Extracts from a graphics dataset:
━━━━━━
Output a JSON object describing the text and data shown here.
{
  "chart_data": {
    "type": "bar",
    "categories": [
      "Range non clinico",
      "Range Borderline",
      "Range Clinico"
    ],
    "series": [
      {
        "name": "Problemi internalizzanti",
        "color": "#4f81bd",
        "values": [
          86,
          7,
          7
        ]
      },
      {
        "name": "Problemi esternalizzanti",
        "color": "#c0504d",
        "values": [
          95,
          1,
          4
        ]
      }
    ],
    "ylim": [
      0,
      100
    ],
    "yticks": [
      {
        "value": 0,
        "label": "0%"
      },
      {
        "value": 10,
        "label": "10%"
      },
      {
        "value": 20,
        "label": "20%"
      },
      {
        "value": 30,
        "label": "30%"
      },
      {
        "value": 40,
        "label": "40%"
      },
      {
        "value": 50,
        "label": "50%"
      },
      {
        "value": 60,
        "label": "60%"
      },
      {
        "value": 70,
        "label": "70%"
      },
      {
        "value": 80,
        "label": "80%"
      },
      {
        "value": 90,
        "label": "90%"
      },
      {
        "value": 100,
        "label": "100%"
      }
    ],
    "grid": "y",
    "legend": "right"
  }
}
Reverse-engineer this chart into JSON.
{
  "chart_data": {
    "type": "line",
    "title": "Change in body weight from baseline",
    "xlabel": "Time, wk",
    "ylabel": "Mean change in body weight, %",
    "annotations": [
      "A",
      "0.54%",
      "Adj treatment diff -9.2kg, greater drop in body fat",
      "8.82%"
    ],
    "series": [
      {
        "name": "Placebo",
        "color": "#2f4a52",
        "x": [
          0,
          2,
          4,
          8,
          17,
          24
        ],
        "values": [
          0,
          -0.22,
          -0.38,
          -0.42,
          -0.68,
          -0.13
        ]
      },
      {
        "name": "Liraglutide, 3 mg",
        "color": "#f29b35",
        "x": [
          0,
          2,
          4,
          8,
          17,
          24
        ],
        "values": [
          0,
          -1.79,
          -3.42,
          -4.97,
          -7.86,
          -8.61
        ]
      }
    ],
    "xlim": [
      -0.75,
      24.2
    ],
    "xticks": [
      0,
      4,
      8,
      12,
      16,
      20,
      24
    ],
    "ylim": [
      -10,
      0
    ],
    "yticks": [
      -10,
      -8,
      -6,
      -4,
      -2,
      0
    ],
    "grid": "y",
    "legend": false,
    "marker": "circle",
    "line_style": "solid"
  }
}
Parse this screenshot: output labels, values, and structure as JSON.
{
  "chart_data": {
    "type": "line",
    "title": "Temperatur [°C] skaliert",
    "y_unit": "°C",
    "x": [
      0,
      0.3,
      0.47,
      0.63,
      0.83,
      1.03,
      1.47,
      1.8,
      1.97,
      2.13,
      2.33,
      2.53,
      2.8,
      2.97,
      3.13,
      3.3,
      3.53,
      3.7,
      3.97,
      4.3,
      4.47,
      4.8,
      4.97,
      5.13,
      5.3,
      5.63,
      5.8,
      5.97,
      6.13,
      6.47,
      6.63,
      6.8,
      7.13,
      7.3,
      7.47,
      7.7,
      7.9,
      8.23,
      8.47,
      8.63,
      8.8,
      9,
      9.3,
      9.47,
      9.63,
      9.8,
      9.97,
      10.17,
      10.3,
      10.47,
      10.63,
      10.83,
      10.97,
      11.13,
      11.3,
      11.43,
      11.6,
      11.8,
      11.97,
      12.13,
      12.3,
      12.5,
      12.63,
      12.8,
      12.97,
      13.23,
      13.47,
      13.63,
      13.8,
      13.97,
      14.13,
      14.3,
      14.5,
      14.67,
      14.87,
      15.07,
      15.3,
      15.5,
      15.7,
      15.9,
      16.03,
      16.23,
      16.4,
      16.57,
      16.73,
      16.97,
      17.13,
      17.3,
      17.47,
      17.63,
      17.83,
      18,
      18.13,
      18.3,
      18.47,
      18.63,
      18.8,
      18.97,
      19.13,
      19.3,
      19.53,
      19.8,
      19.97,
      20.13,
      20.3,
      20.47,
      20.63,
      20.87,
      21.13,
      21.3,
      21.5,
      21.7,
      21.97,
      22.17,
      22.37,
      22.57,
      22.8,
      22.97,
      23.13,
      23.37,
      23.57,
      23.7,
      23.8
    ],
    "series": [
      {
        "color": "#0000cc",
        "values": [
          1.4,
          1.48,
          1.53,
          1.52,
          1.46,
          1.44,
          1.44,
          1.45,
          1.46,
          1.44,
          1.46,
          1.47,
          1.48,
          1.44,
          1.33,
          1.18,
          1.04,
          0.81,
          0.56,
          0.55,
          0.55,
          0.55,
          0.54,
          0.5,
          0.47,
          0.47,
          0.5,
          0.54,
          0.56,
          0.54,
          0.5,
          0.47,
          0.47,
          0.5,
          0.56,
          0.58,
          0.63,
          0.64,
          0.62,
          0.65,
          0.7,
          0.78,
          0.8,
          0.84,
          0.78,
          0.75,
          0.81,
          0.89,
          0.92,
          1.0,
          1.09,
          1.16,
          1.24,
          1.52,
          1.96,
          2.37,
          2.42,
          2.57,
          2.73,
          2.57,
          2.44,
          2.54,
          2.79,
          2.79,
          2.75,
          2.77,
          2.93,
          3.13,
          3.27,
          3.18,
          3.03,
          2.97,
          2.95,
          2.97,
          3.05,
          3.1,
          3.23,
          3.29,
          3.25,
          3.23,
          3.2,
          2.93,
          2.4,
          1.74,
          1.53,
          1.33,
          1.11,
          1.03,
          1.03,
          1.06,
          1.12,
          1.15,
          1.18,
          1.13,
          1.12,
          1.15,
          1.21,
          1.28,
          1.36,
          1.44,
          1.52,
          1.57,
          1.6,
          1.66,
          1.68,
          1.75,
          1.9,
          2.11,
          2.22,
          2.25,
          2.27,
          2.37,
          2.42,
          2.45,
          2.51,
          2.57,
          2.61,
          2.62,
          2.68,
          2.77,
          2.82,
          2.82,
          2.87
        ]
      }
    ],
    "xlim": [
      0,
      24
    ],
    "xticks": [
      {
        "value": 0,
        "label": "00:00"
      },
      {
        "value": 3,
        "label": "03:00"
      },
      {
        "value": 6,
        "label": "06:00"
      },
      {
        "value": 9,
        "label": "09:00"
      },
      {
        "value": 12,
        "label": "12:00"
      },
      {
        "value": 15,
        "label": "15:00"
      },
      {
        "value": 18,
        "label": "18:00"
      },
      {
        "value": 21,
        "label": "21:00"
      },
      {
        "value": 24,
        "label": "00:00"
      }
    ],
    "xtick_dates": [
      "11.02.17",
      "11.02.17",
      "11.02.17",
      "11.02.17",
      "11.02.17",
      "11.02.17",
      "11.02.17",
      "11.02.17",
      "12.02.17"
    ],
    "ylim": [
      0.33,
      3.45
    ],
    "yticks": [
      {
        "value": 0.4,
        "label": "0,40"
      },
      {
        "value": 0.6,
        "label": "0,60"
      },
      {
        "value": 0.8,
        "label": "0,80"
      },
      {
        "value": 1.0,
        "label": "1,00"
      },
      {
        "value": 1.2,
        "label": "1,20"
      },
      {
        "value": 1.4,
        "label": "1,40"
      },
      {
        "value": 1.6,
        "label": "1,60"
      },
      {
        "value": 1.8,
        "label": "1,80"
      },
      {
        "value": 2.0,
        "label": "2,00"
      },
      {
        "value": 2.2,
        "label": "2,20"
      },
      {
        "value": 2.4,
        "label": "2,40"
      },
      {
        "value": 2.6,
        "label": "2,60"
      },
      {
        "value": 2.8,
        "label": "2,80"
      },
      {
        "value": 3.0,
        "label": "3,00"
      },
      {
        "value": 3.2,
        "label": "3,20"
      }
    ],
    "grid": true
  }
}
━━━━━━
For the entries shown above, give the number of lines that include the word "title", without any other text.

EXPECTED ANSWER
2